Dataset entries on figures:

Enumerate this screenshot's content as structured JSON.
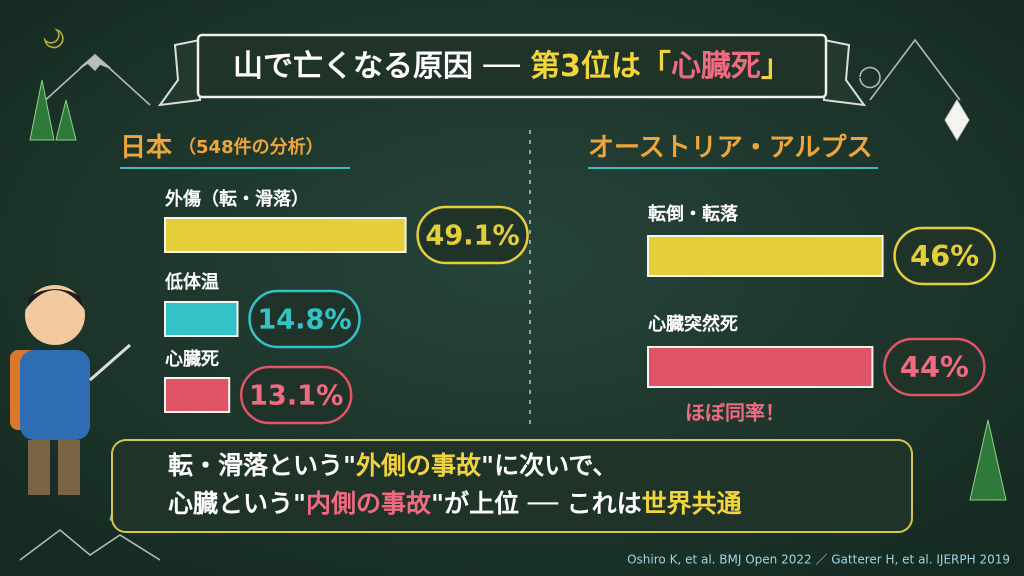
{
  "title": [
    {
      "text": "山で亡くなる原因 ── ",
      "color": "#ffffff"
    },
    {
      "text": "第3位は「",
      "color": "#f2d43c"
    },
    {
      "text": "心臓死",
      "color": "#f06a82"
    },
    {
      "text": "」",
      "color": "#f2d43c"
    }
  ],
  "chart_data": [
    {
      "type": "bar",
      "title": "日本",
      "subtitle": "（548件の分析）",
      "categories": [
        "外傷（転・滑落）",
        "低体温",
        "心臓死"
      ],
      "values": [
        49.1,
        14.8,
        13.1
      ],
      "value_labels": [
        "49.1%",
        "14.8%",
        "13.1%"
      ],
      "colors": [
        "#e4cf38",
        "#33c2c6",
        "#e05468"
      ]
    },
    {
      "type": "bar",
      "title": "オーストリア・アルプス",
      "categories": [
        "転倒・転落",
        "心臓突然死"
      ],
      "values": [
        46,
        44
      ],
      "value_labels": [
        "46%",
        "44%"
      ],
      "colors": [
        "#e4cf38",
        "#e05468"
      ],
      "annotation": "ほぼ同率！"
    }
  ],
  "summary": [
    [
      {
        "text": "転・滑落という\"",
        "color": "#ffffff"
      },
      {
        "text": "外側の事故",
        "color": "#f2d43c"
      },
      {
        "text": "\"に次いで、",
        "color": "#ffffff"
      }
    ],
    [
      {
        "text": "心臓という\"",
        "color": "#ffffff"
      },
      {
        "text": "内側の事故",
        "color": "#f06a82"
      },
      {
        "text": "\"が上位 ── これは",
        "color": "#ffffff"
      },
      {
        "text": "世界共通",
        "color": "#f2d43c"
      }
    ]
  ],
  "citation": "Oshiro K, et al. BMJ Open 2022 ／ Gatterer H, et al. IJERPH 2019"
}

• **WRITTEN REQUEST**
Pick out the lines that have the word "text". Copy them all.

• **EXERCISE RESPONSE**
      "text": "山で亡くなる原因 ── ",
      "text": "第3位は「",
      "text": "心臓死",
      "text": "」",
        "text": "転・滑落という\"",
        "text": "外側の事故",
        "text": "\"に次いで、",
        "text": "心臓という\"",
        "text": "内側の事故",
        "text": "\"が上位 ── これは",
        "text": "世界共通",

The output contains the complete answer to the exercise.